▶ _RECORD EXCERPTS_:

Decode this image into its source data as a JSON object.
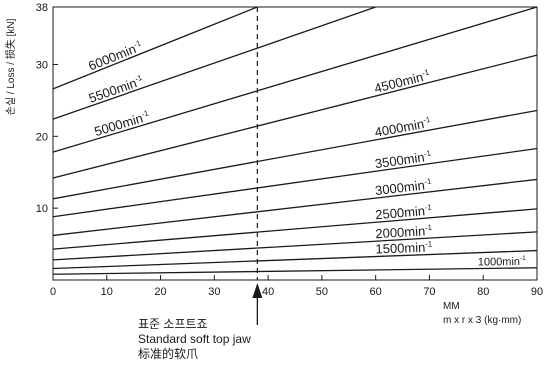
{
  "chart_data": {
    "type": "line",
    "title": "",
    "ylabel": "손실 / Loss / 损失 [kN]",
    "xlabel": "MM",
    "xlabel_sub": "m x r x 3 (kg·mm)",
    "xlim": [
      0,
      90
    ],
    "ylim": [
      0,
      38
    ],
    "xticks": [
      0,
      10,
      20,
      30,
      40,
      50,
      60,
      70,
      80,
      90
    ],
    "yticks": [
      10,
      20,
      30,
      38
    ],
    "grid": false,
    "reference_line": {
      "x": 38,
      "style": "dashed",
      "label_lines": [
        "표준 소프트죠",
        "Standard soft top jaw",
        "标准的软爪"
      ]
    },
    "series": [
      {
        "name": "6000",
        "unit": "min",
        "exp": "-1",
        "x": [
          0,
          38
        ],
        "y": [
          26.6,
          38
        ]
      },
      {
        "name": "5500",
        "unit": "min",
        "exp": "-1",
        "x": [
          0,
          60
        ],
        "y": [
          22.4,
          38
        ]
      },
      {
        "name": "5000",
        "unit": "min",
        "exp": "-1",
        "x": [
          0,
          90
        ],
        "y": [
          17.8,
          38
        ]
      },
      {
        "name": "4500",
        "unit": "min",
        "exp": "-1",
        "x": [
          0,
          90
        ],
        "y": [
          14.2,
          31.3
        ]
      },
      {
        "name": "4000",
        "unit": "min",
        "exp": "-1",
        "x": [
          0,
          90
        ],
        "y": [
          11.3,
          23.6
        ]
      },
      {
        "name": "3500",
        "unit": "min",
        "exp": "-1",
        "x": [
          0,
          90
        ],
        "y": [
          8.8,
          18.3
        ]
      },
      {
        "name": "3000",
        "unit": "min",
        "exp": "-1",
        "x": [
          0,
          90
        ],
        "y": [
          6.2,
          14.0
        ]
      },
      {
        "name": "2500",
        "unit": "min",
        "exp": "-1",
        "x": [
          0,
          90
        ],
        "y": [
          4.3,
          9.9
        ]
      },
      {
        "name": "2000",
        "unit": "min",
        "exp": "-1",
        "x": [
          0,
          90
        ],
        "y": [
          2.8,
          6.7
        ]
      },
      {
        "name": "1500",
        "unit": "min",
        "exp": "-1",
        "x": [
          0,
          90
        ],
        "y": [
          1.6,
          4.1
        ]
      },
      {
        "name": "1000",
        "unit": "min",
        "exp": "-1",
        "x": [
          0,
          90
        ],
        "y": [
          0.8,
          1.7
        ]
      }
    ]
  }
}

▶ _EXERCISE PROMPT_:
Say how many lines in the records contain the string "name", and say nothing else.

▶ _TASK SOLUTION_:
11